▶ _Passage_
## START
# one in a million



## dayexco (Mar 4, 2006)

i've always said, i can throw a guy in the seat of a machine with zero experience...and know in 10 minutes whether they were good enough to groom into an operator...some have it, some never will...wonder what i would have thought if the guy in the video would have shown up on my job...the guy is an ACE!!!!

http://www.liveleak.com/view?i=9c6_1372853257


----------



## Morning Wood (Jan 12, 2008)

Pretty talented. He must have some custom balancing going on with that machine though


----------



## rino1494 (Jan 31, 2006)

how in the hell does he maintain oil pressure ?


----------



## CENTERLINE MV (Jan 9, 2011)

That's one of the coolest things I've ever seen.


----------



## griz (Nov 26, 2009)

Had a guy stand a skid steer on end like that once....:whistling

After he got back from changing his drawers, we got the rest of the sand moved...:whistling:laughing::laughing::thumbup:


----------



## tenon0774 (Feb 7, 2013)

:thumbsup:

Thanks for the video.

Yep, that guy can run a machine. :thumbsup:


----------



## Resta (Feb 11, 2009)

Ballet-master.
Marvy!


----------



## Jaws (Dec 20, 2010)

That is truly incredible.


----------



## txgencon (Jan 4, 2011)
## END
▶ _Tasks to complete_
A) Output the passage of the forum thread above exactly, starting with "## rino1494 (Jan" and going on through "I've ever seen.".
B) Return the lines of the records below exactly, starting with the line with "significance-label: **** — [1644, 1152, 1710, 1199]" and going on through the line with "series-line — [180, 499, 1012, 656]".

(Dataset excerpt)
## START
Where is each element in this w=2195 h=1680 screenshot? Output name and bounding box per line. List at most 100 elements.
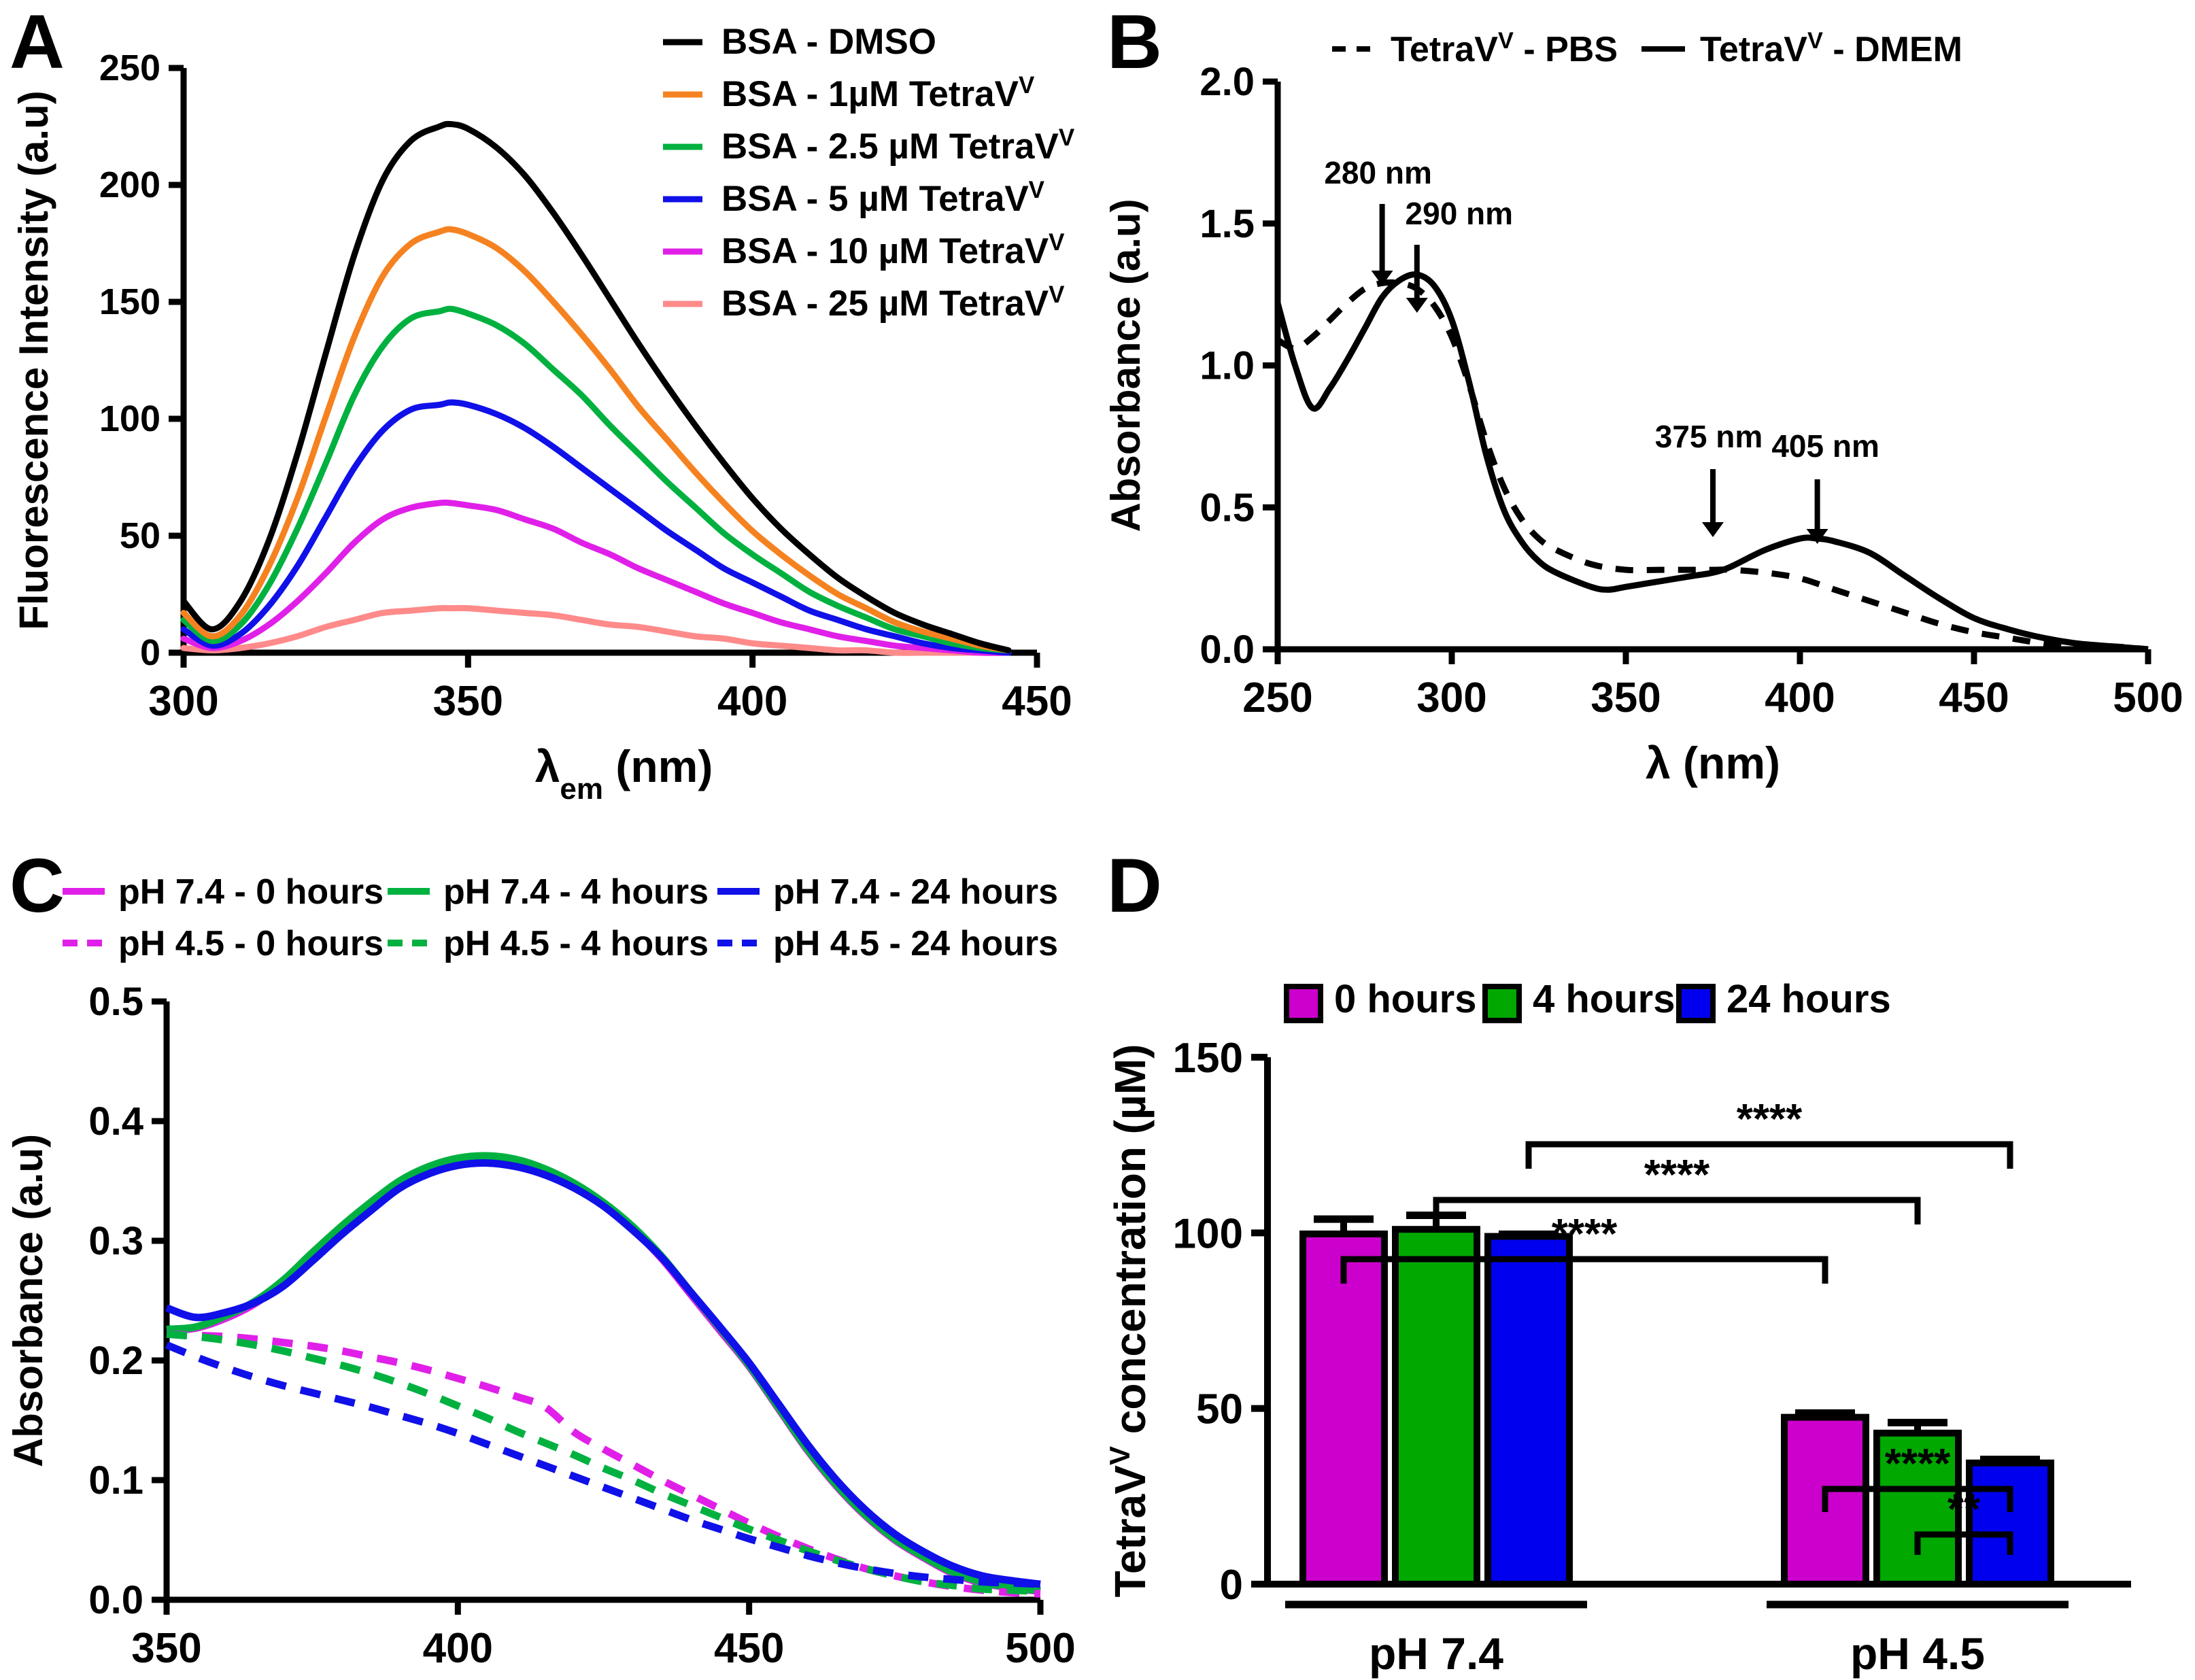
significance-label: **** — [1644, 1152, 1710, 1199]
x-tick-label: 500 — [2113, 674, 2183, 721]
legend-a: BSA - DMSO BSA - 1µM TetraVV BSA - 2.5 µM … — [663, 22, 1075, 324]
bar — [1299, 1230, 1388, 1588]
legend-swatch — [1676, 984, 1716, 1023]
plot-area-d: 0 50 100 150 pH 7.4 pH 4.5 TetraVV concentrati… — [1104, 1035, 2131, 1679]
annotation-label: 375 nm — [1655, 419, 1763, 454]
series-line — [180, 499, 1012, 656]
x-tick-label: 350 — [131, 1625, 201, 1672]
legend-d: 0 hours 4 hours 24 hours — [1284, 977, 1891, 1023]
panel-a: A 0 50 100 150 200 250 300 350 400 450 Fluorescenc… — [0, 0, 1098, 840]
significance-label: **** — [1552, 1211, 1618, 1258]
bar — [1484, 1233, 1573, 1588]
annotation-arrow-head — [1406, 298, 1428, 313]
y-tick-label: 100 — [1173, 1210, 1243, 1257]
y-tick-label: 0.5 — [88, 980, 143, 1024]
y-tick-label: 0.2 — [88, 1339, 143, 1383]
panel-d: D 0 50 100 150 pH 7.4 pH 4.5 TetraVV concentra… — [1098, 840, 2195, 1680]
group-label: pH 7.4 — [1369, 1628, 1503, 1679]
series-line — [166, 1154, 1041, 1596]
plot-area-c: 0.0 0.1 0.2 0.3 0.4 0.5 350 400 450 500 Absorbance… — [5, 980, 1076, 1672]
annotation-label: 280 nm — [1324, 155, 1432, 190]
panel-d-chart: 0 50 100 150 pH 7.4 pH 4.5 TetraVV concentrati… — [1104, 977, 2131, 1679]
y-tick-label: 1.0 — [1199, 344, 1255, 388]
series-line — [166, 1330, 1041, 1598]
panel-a-chart: 0 50 100 150 200 250 300 350 400 450 Fluorescence … — [11, 22, 1075, 806]
significance-label: **** — [1737, 1096, 1803, 1143]
legend-label: BSA - 10 µM TetraVV — [721, 229, 1065, 272]
y-axis-title: TetraVV concentration (µM) — [1104, 1044, 1155, 1598]
panel-c-letter: C — [10, 843, 65, 928]
significance-bracket — [1822, 1486, 2013, 1512]
legend-label: pH 4.5 - 24 hours — [773, 924, 1058, 963]
plot-area-b: 0.0 0.5 1.0 1.5 2.0 250 300 350 400 450 500 Absorba… — [1103, 60, 2183, 788]
y-tick-label: 100 — [99, 398, 160, 439]
legend-label: TetraVV - DMEM — [1700, 28, 1962, 69]
legend-label: pH 7.4 - 0 hours — [118, 872, 384, 912]
x-tick-label: 400 — [717, 678, 787, 725]
x-tick-label: 350 — [1590, 674, 1661, 721]
y-tick-label: 150 — [99, 281, 160, 322]
y-tick-label: 250 — [99, 48, 160, 88]
x-tick-label: 450 — [714, 1625, 784, 1672]
y-tick-label: 200 — [99, 165, 160, 205]
panel-c: C 0.0 0.1 0.2 0.3 0.4 0.5 350 400 450 500 Absorban… — [0, 840, 1098, 1680]
y-axis-title: Absorbance (a.u) — [5, 1134, 51, 1467]
legend-label: pH 4.5 - 0 hours — [118, 924, 384, 963]
significance-bracket — [1914, 1531, 2013, 1555]
y-tick-label: 0.5 — [1199, 485, 1255, 530]
series-line — [180, 604, 1012, 656]
x-tick-label: 500 — [1005, 1625, 1075, 1672]
legend-label: pH 7.4 - 24 hours — [773, 872, 1058, 912]
annotation-arrow-head — [1371, 271, 1393, 286]
significance-bracket — [1340, 1256, 1828, 1284]
legend-label: BSA - 5 µM TetraVV — [721, 177, 1045, 220]
x-tick-label: 250 — [1242, 674, 1312, 721]
y-tick-label: 0.0 — [1199, 628, 1255, 672]
legend-b: TetraVV - PBS TetraVV - DMEM — [1332, 28, 1962, 69]
legend-label: BSA - DMSO — [721, 22, 936, 62]
legend-label: BSA - 25 µM TetraVV — [721, 281, 1065, 324]
x-tick-label: 400 — [423, 1625, 493, 1672]
annotation-arrow-head — [1702, 522, 1724, 537]
plot-area-a: 0 50 100 150 200 250 300 350 400 450 Fluorescence … — [11, 48, 1072, 806]
x-axis-title: λ (nm) — [1646, 738, 1780, 788]
annotation-label: 405 nm — [1771, 428, 1879, 464]
legend-label: BSA - 2.5 µM TetraVV — [721, 124, 1075, 167]
x-tick-label: 300 — [1416, 674, 1486, 721]
y-tick-label: 50 — [1196, 1386, 1243, 1433]
x-tick-label: 300 — [148, 678, 218, 725]
series-line — [180, 120, 1012, 654]
significance-bracket — [1433, 1197, 1921, 1224]
x-axis-title: λem (nm) — [535, 741, 713, 806]
y-tick-label: 150 — [1173, 1035, 1243, 1082]
panel-b: B 0.0 0.5 1.0 1.5 2.0 250 300 350 400 450 500 Absor… — [1098, 0, 2195, 840]
x-tick-label: 350 — [433, 678, 503, 725]
series-line — [165, 1159, 1041, 1588]
legend-label: 4 hours — [1533, 977, 1675, 1021]
series-line — [180, 399, 1012, 656]
panel-c-chart: 0.0 0.1 0.2 0.3 0.4 0.5 350 400 450 500 Absorbance… — [5, 872, 1076, 1672]
series-line — [1274, 271, 2149, 653]
legend-label: BSA - 1µM TetraVV — [721, 72, 1035, 115]
y-tick-label: 50 — [120, 515, 160, 556]
y-tick-label: 0.3 — [88, 1219, 143, 1263]
legend-swatch — [1482, 984, 1522, 1023]
series-line — [180, 305, 1012, 654]
legend-label: 24 hours — [1726, 977, 1891, 1021]
legend-swatch — [1284, 984, 1323, 1023]
series-line — [180, 226, 1012, 654]
x-tick-label: 450 — [1939, 674, 2009, 721]
y-tick-label: 1.5 — [1199, 202, 1255, 246]
y-axis-title: Absorbance (a.u) — [1103, 199, 1148, 532]
annotations-b: 280 nm 290 nm 375 nm 405 nm — [1324, 155, 1879, 544]
y-tick-label: 0.0 — [88, 1578, 143, 1622]
significance-bracket — [1525, 1141, 2013, 1169]
bar — [1966, 1459, 2054, 1588]
series-line — [165, 1341, 1041, 1588]
y-tick-label: 2.0 — [1199, 60, 1255, 104]
annotation-arrow-head — [1806, 529, 1828, 544]
legend-label: 0 hours — [1334, 977, 1477, 1021]
significance-label: ** — [1947, 1486, 1981, 1533]
panel-b-chart: 0.0 0.5 1.0 1.5 2.0 250 300 350 400 450 500 Absorba… — [1103, 28, 2183, 788]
## END
▶ _Solutions_
A)
## rino1494 (Jan 31, 2006)

how in the hell does he maintain oil pressure ?


----------



## CENTERLINE MV (Jan 9, 2011)

That's one of the coolest things I've ever seen.

B)
significance-label: **** — [1644, 1152, 1710, 1199]
x-tick-label: 500 — [2113, 674, 2183, 721]
legend-a: BSA - DMSO BSA - 1µM TetraVV BSA - 2.5 µM … — [663, 22, 1075, 324]
bar — [1299, 1230, 1388, 1588]
legend-swatch — [1676, 984, 1716, 1023]
plot-area-d: 0 50 100 150 pH 7.4 pH 4.5 TetraVV concentrati… — [1104, 1035, 2131, 1679]
annotation-label: 375 nm — [1655, 419, 1763, 454]
series-line — [180, 499, 1012, 656]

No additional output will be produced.